▸ **GOAL**: Copy out lines with the word "cuarenta" from the material that follows.

▸ **RECORD EXCERPTS**:
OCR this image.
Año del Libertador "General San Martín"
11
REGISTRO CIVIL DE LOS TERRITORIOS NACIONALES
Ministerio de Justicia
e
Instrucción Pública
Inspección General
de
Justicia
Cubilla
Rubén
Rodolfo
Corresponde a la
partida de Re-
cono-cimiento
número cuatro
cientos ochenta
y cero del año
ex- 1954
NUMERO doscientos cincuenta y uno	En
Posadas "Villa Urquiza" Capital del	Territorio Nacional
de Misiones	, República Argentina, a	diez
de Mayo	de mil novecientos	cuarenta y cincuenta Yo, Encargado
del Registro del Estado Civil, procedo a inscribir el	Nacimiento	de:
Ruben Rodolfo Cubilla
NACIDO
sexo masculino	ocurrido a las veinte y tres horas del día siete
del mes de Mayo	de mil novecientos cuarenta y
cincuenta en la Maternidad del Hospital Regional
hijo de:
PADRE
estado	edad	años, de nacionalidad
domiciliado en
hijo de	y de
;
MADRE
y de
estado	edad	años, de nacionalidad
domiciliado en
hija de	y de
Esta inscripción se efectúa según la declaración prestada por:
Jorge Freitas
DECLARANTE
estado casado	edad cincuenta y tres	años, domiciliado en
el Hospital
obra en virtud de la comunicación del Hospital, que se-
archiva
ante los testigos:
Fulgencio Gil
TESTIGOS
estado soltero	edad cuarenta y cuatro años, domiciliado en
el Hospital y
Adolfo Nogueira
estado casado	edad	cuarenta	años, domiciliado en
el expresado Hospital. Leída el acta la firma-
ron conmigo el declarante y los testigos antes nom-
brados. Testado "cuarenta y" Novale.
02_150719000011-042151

▸ **RESULT OF THE TASK**:
de Mayo	de mil novecientos	cuarenta y cincuenta Yo, Encargado
del mes de Mayo	de mil novecientos cuarenta y
estado soltero	edad cuarenta y cuatro años, domiciliado en
estado casado	edad	cuarenta	años, domiciliado en
brados. Testado "cuarenta y" Novale.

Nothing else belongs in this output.